→ **Dataset entries**:

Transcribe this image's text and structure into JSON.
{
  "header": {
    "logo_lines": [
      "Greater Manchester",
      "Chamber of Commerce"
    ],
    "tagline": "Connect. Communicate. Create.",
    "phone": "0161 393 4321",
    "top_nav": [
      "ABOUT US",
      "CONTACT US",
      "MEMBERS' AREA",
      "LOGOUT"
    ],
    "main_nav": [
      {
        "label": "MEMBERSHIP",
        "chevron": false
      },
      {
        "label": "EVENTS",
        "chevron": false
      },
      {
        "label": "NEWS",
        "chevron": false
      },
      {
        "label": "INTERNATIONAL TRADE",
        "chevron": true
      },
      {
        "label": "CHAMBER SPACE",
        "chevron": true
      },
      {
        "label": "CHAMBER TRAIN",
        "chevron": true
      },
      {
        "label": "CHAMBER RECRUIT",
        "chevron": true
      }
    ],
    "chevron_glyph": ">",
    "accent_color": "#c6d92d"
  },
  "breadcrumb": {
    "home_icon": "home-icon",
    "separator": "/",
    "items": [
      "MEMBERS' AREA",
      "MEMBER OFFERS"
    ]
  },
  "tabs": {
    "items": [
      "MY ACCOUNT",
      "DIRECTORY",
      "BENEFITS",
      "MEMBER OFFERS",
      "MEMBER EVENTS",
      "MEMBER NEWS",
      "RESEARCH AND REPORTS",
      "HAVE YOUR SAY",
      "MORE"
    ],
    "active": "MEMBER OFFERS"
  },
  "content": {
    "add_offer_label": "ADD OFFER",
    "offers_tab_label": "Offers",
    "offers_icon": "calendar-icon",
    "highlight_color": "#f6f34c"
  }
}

→ **REQUEST**: Every entry must be output again, exactly as written above.

→ **EXERCISE RESPONSE**:
Transcribe this image's text and structure into JSON.
{
  "header": {
    "logo_lines": [
      "Greater Manchester",
      "Chamber of Commerce"
    ],
    "tagline": "Connect. Communicate. Create.",
    "phone": "0161 393 4321",
    "top_nav": [
      "ABOUT US",
      "CONTACT US",
      "MEMBERS' AREA",
      "LOGOUT"
    ],
    "main_nav": [
      {
        "label": "MEMBERSHIP",
        "chevron": false
      },
      {
        "label": "EVENTS",
        "chevron": false
      },
      {
        "label": "NEWS",
        "chevron": false
      },
      {
        "label": "INTERNATIONAL TRADE",
        "chevron": true
      },
      {
        "label": "CHAMBER SPACE",
        "chevron": true
      },
      {
        "label": "CHAMBER TRAIN",
        "chevron": true
      },
      {
        "label": "CHAMBER RECRUIT",
        "chevron": true
      }
    ],
    "chevron_glyph": ">",
    "accent_color": "#c6d92d"
  },
  "breadcrumb": {
    "home_icon": "home-icon",
    "separator": "/",
    "items": [
      "MEMBERS' AREA",
      "MEMBER OFFERS"
    ]
  },
  "tabs": {
    "items": [
      "MY ACCOUNT",
      "DIRECTORY",
      "BENEFITS",
      "MEMBER OFFERS",
      "MEMBER EVENTS",
      "MEMBER NEWS",
      "RESEARCH AND REPORTS",
      "HAVE YOUR SAY",
      "MORE"
    ],
    "active": "MEMBER OFFERS"
  },
  "content": {
    "add_offer_label": "ADD OFFER",
    "offers_tab_label": "Offers",
    "offers_icon": "calendar-icon",
    "highlight_color": "#f6f34c"
  }
}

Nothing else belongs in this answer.